--- START Records for this exercise ---

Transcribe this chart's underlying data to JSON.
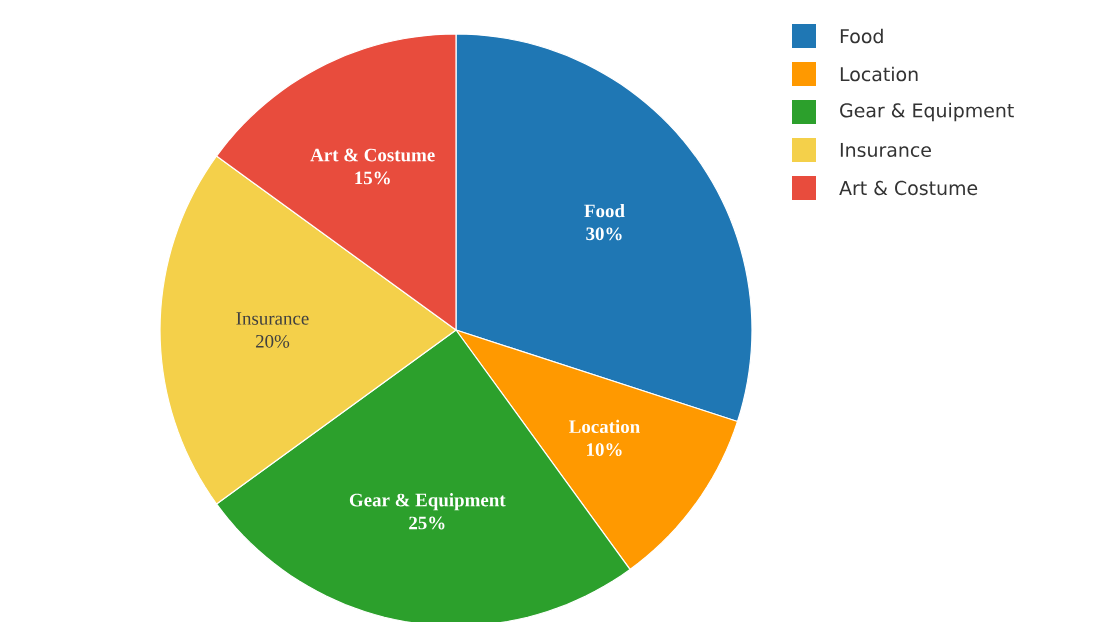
{
  "chart_data": {
    "type": "pie",
    "categories": [
      "Food",
      "Location",
      "Gear & Equipment",
      "Insurance",
      "Art & Costume"
    ],
    "values": [
      30,
      10,
      25,
      20,
      15
    ],
    "value_labels": [
      "30%",
      "10%",
      "25%",
      "20%",
      "15%"
    ],
    "colors": [
      "#1f77b4",
      "#ff9900",
      "#2ca02c",
      "#f4d04a",
      "#e84c3d"
    ],
    "legend": "top right"
  }
}
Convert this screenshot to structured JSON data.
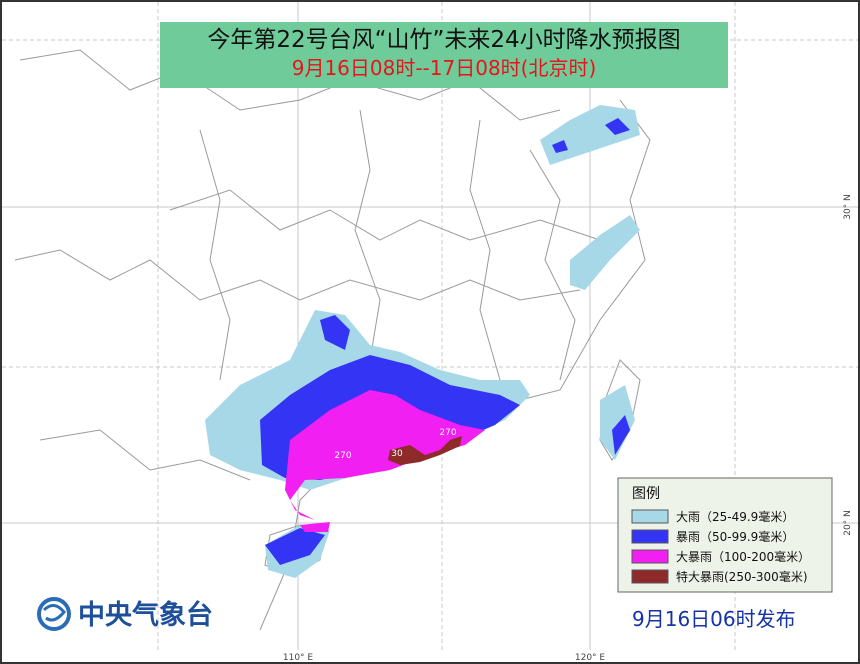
{
  "header": {
    "title": "今年第22号台风“山竹”未来24小时降水预报图",
    "subtitle": "9月16日08时--17日08时(北京时)"
  },
  "map": {
    "grid_labels": [
      "110° E",
      "120° E",
      "30° N",
      "20° N"
    ],
    "contour_labels": [
      "270",
      "30",
      "270"
    ]
  },
  "legend": {
    "title": "图例",
    "items": [
      {
        "label": "大雨（25-49.9毫米）",
        "color": "#a6d8e8"
      },
      {
        "label": "暴雨（50-99.9毫米）",
        "color": "#3434f4"
      },
      {
        "label": "大暴雨（100-200毫米）",
        "color": "#f21ff2"
      },
      {
        "label": "特大暴雨(250-300毫米)",
        "color": "#8e2a2a"
      }
    ]
  },
  "footer": {
    "agency": "中央气象台",
    "issued": "9月16日06时发布"
  }
}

--- END Records for this exercise ---

• Given problem:
Reproduce exactly and only the lines from the line that contains "Convert this screenshot" to the end of the data above, both ends included. No pictures go in the copy.

• Completed exercise:
Convert this screenshot to structured JSON data.
{
  "header": {
    "title": "今年第22号台风“山竹”未来24小时降水预报图",
    "subtitle": "9月16日08时--17日08时(北京时)"
  },
  "map": {
    "grid_labels": [
      "110° E",
      "120° E",
      "30° N",
      "20° N"
    ],
    "contour_labels": [
      "270",
      "30",
      "270"
    ]
  },
  "legend": {
    "title": "图例",
    "items": [
      {
        "label": "大雨（25-49.9毫米）",
        "color": "#a6d8e8"
      },
      {
        "label": "暴雨（50-99.9毫米）",
        "color": "#3434f4"
      },
      {
        "label": "大暴雨（100-200毫米）",
        "color": "#f21ff2"
      },
      {
        "label": "特大暴雨(250-300毫米)",
        "color": "#8e2a2a"
      }
    ]
  },
  "footer": {
    "agency": "中央气象台",
    "issued": "9月16日06时发布"
  }
}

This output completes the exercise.